- **The request**:
Go over the entries below line by line, copying each one that contains the word "JSON".

- **Data entries**:
================

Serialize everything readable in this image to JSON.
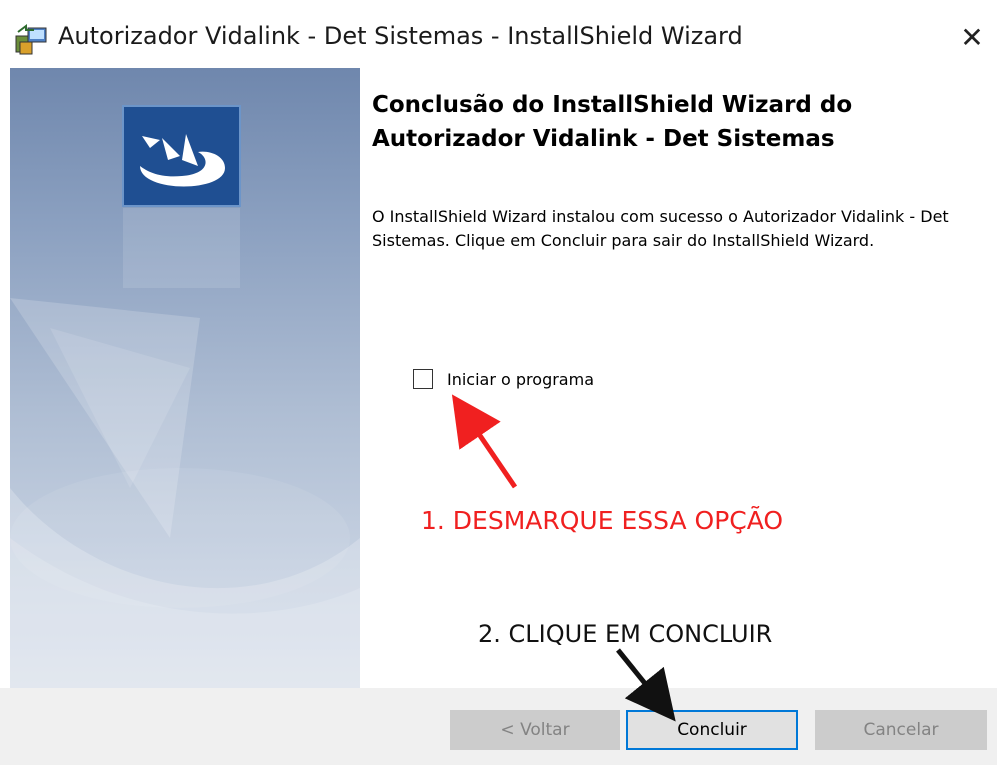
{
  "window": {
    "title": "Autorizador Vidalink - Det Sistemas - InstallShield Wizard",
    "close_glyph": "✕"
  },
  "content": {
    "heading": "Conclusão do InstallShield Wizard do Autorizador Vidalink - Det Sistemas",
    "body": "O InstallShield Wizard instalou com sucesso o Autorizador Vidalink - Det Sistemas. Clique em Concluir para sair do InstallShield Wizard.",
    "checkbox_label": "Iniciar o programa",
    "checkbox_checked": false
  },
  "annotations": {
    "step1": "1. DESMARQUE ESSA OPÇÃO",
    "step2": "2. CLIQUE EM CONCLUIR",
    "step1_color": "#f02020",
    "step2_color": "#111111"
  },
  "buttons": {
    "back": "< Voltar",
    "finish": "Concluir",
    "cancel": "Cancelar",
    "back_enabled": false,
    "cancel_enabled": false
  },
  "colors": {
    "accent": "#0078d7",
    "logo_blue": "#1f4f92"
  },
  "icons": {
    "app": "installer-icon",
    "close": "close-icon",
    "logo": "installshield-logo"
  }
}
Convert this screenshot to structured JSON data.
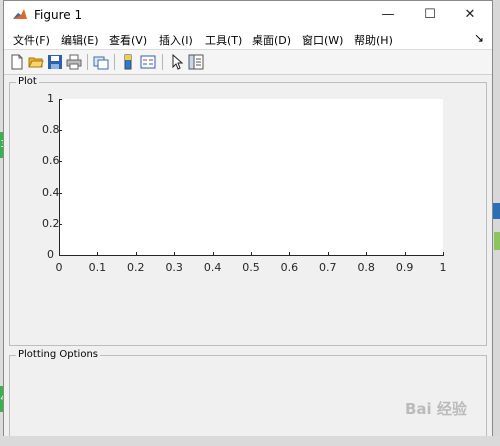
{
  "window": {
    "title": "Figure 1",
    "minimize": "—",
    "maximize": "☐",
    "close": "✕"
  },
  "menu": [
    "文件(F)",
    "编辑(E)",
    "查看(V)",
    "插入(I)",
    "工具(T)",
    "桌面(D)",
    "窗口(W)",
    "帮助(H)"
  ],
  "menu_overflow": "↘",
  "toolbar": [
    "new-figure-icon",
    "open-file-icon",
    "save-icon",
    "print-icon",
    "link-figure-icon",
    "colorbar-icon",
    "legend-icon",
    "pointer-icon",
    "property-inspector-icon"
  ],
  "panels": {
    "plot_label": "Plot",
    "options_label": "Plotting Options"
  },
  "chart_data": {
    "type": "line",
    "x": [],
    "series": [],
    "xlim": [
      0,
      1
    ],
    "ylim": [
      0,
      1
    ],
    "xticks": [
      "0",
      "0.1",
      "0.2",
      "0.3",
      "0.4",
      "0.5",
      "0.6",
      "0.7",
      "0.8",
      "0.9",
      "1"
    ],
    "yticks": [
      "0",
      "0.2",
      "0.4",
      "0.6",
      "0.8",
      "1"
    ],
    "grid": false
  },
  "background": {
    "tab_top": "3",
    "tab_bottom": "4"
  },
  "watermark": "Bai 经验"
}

================

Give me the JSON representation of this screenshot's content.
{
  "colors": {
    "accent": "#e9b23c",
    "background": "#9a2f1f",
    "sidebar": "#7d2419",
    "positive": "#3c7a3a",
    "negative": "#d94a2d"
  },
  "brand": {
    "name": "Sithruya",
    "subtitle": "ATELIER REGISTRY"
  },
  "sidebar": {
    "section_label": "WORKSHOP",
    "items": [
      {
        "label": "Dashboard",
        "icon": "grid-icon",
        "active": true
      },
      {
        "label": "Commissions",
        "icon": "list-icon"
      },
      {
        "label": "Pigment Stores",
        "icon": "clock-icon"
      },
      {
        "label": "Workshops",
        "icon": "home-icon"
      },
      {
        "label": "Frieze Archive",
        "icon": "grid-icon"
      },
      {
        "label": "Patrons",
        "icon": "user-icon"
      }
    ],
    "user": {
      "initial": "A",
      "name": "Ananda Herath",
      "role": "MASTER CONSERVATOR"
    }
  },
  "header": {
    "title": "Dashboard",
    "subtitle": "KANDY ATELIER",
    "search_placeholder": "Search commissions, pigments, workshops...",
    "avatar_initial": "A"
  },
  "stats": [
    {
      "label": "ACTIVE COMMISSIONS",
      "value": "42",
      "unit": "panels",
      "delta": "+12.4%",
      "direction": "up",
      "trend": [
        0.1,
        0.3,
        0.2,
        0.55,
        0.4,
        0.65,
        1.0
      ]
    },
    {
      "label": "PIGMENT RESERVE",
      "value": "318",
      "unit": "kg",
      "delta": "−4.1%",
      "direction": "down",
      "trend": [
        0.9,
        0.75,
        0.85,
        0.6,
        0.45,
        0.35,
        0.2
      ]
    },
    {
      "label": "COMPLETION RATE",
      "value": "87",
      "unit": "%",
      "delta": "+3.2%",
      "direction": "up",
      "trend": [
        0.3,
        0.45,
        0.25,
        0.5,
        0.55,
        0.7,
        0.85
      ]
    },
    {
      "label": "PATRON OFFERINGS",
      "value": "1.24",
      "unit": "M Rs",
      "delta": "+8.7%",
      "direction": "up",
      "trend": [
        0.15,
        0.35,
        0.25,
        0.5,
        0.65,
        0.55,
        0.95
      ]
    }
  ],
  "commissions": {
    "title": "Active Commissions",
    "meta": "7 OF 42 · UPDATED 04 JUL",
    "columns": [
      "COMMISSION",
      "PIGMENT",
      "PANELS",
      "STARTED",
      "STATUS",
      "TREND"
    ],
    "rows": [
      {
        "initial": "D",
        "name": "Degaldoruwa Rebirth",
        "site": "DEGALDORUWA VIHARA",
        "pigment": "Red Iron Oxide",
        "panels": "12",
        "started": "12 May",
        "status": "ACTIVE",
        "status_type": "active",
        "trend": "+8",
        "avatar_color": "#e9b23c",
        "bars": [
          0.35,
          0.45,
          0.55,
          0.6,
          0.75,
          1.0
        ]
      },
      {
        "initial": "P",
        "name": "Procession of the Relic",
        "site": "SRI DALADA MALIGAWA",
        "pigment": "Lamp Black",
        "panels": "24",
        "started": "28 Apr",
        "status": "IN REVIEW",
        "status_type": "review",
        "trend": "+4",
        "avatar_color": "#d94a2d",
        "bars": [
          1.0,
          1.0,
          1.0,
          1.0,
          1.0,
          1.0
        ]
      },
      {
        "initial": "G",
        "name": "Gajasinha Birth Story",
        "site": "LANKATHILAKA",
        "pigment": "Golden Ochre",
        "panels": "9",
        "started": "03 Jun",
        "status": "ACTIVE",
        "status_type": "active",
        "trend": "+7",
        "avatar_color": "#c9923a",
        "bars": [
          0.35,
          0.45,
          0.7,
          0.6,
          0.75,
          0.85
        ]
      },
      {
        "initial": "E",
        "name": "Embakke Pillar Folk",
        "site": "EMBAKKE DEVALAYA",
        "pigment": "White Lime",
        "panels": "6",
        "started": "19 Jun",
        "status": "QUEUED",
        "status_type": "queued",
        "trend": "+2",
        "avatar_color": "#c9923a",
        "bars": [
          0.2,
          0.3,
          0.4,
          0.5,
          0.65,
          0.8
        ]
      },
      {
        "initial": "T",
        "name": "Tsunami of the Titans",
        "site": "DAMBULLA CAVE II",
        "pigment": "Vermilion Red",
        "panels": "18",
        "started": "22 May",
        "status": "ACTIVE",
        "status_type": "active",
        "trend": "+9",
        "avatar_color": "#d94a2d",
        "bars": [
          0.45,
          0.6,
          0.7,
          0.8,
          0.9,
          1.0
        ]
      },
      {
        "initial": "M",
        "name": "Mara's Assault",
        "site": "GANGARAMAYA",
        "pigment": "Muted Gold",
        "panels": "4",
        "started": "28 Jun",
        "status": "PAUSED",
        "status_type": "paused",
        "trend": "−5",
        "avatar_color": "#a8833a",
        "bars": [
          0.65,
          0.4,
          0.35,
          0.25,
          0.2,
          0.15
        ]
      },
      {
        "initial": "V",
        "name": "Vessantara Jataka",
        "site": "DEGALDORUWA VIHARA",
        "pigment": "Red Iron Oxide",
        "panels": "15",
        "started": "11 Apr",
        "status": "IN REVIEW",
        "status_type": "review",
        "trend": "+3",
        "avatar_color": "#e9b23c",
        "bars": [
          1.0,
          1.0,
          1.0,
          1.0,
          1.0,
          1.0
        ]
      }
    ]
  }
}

================

- **The solution**:
Serialize everything readable in this image to JSON.
Convert this screenshot to structured JSON data.
Give me the JSON representation of this screenshot's content.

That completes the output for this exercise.